→ Exercise directions
All records should be reproduced verbatim.

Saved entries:
..............................

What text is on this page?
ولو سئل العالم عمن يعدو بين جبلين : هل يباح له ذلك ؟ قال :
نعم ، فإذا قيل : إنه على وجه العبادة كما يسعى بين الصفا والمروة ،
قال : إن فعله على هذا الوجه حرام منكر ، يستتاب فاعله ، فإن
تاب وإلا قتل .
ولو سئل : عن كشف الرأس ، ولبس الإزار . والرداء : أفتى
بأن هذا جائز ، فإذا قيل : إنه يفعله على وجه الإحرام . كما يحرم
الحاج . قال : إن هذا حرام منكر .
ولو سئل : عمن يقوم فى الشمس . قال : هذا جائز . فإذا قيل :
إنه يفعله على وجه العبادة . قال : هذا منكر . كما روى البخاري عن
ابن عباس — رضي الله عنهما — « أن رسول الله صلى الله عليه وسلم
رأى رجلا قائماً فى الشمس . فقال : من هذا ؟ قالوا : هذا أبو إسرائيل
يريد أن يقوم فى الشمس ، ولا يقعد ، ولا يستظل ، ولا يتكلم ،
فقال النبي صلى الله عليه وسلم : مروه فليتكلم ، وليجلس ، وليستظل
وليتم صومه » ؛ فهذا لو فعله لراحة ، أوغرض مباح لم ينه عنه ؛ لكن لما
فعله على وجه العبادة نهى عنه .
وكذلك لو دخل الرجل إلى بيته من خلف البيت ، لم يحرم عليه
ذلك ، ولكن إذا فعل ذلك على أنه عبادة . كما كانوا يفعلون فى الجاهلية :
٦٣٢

..............................

→ Solution
What text is on this page?
ولو سئل العالم عمن يعدو بين جبلين : هل يباح له ذلك ؟ قال :
نعم ، فإذا قيل : إنه على وجه العبادة كما يسعى بين الصفا والمروة ،
قال : إن فعله على هذا الوجه حرام منكر ، يستتاب فاعله ، فإن
تاب وإلا قتل .
ولو سئل : عن كشف الرأس ، ولبس الإزار . والرداء : أفتى
بأن هذا جائز ، فإذا قيل : إنه يفعله على وجه الإحرام . كما يحرم
الحاج . قال : إن هذا حرام منكر .
ولو سئل : عمن يقوم فى الشمس . قال : هذا جائز . فإذا قيل :
إنه يفعله على وجه العبادة . قال : هذا منكر . كما روى البخاري عن
ابن عباس — رضي الله عنهما — « أن رسول الله صلى الله عليه وسلم
رأى رجلا قائماً فى الشمس . فقال : من هذا ؟ قالوا : هذا أبو إسرائيل
يريد أن يقوم فى الشمس ، ولا يقعد ، ولا يستظل ، ولا يتكلم ،
فقال النبي صلى الله عليه وسلم : مروه فليتكلم ، وليجلس ، وليستظل
وليتم صومه » ؛ فهذا لو فعله لراحة ، أوغرض مباح لم ينه عنه ؛ لكن لما
فعله على وجه العبادة نهى عنه .
وكذلك لو دخل الرجل إلى بيته من خلف البيت ، لم يحرم عليه
ذلك ، ولكن إذا فعل ذلك على أنه عبادة . كما كانوا يفعلون فى الجاهلية :
٦٣٢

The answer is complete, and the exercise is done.